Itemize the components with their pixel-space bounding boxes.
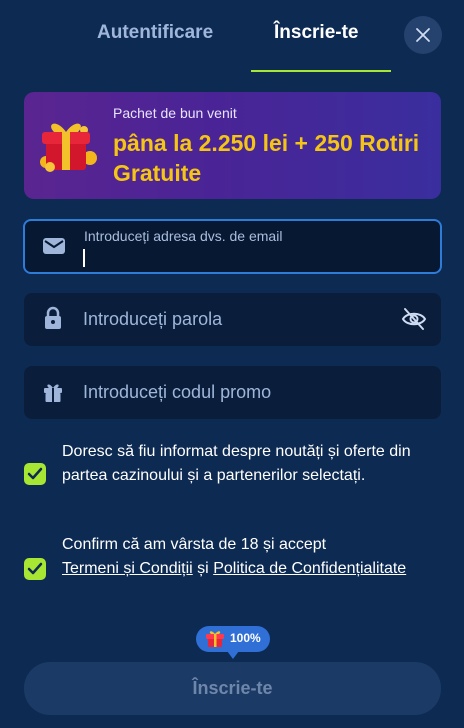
check-icon [27,562,43,575]
promo-code-field[interactable]: Introduceți codul promo [24,366,441,419]
signup-submit-button[interactable]: Înscrie-te [24,662,441,715]
email-placeholder: Introduceți adresa dvs. de email [84,228,283,244]
privacy-link[interactable]: Politica de Confidențialitate [213,560,406,577]
gift-icon [206,631,224,647]
terms-consent: Confirm că am vârsta de 18 și accept Ter… [24,533,434,605]
terms-consent-text: Confirm că am vârsta de 18 și accept Ter… [62,533,432,581]
tab-signup[interactable]: Înscrie-te [274,22,358,48]
terms-connector: și [197,560,209,577]
email-field[interactable]: Introduceți adresa dvs. de email [23,219,442,274]
gift-icon [40,123,97,172]
terms-consent-checkbox[interactable] [24,558,46,580]
active-tab-indicator [251,70,391,72]
eye-off-icon[interactable] [401,307,427,331]
password-placeholder: Introduceți parola [83,309,223,329]
welcome-bonus-banner: Pachet de bun venit pâna la 2.250 lei + … [24,92,441,199]
terms-prefix: Confirm că am vârsta de 18 și accept [62,536,327,553]
bonus-progress-badge: 100% [196,626,270,652]
auth-tabs: Autentificare Înscrie-te [0,0,464,72]
badge-pointer [227,651,239,659]
check-icon [27,467,43,480]
marketing-consent-text: Doresc să fiu informat despre noutăți și… [62,443,411,484]
promo-placeholder: Introduceți codul promo [83,382,272,402]
terms-link[interactable]: Termeni și Condiții [62,560,193,577]
password-field[interactable]: Introduceți parola [24,293,441,346]
signup-submit-label: Înscrie-te [192,678,273,698]
bonus-progress-value: 100% [230,631,261,645]
banner-subtitle: Pachet de bun venit [113,105,237,121]
close-button[interactable] [404,16,442,54]
marketing-consent: Doresc să fiu informat despre noutăți și… [24,440,434,512]
tab-login[interactable]: Autentificare [97,22,213,48]
lock-icon [45,306,61,329]
banner-title: pâna la 2.250 lei + 250 Rotiri Gratuite [113,130,420,186]
marketing-consent-checkbox[interactable] [24,463,46,485]
mail-icon [43,238,65,254]
gift-icon [44,384,62,402]
close-icon [416,28,430,42]
signup-modal: Autentificare Înscrie-te Pachet de bun v… [0,0,464,728]
text-cursor [83,249,85,267]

_What this task involves_
Take the lines of the records from the one containing "check-icon [27,562,43,575]" through the one containing "auth-tabs: Autentificare Înscrie-te", switch "gift-icon" to "present-icon", and write out only those lines with nothing else changed.

_Output_
check-icon [27,562,43,575]
promo-code-field[interactable]: Introduceți codul promo [24,366,441,419]
signup-submit-button[interactable]: Înscrie-te [24,662,441,715]
email-placeholder: Introduceți adresa dvs. de email [84,228,283,244]
privacy-link[interactable]: Politica de Confidențialitate [213,560,406,577]
present-icon [206,631,224,647]
terms-consent: Confirm că am vârsta de 18 și accept Ter… [24,533,434,605]
terms-consent-text: Confirm că am vârsta de 18 și accept Ter… [62,533,432,581]
tab-signup[interactable]: Înscrie-te [274,22,358,48]
terms-connector: și [197,560,209,577]
email-field[interactable]: Introduceți adresa dvs. de email [23,219,442,274]
present-icon [40,123,97,172]
terms-consent-checkbox[interactable] [24,558,46,580]
active-tab-indicator [251,70,391,72]
eye-off-icon[interactable] [401,307,427,331]
password-placeholder: Introduceți parola [83,309,223,329]
welcome-bonus-banner: Pachet de bun venit pâna la 2.250 lei + … [24,92,441,199]
terms-prefix: Confirm că am vârsta de 18 și accept [62,536,327,553]
bonus-progress-badge: 100% [196,626,270,652]
auth-tabs: Autentificare Înscrie-te [0,0,464,72]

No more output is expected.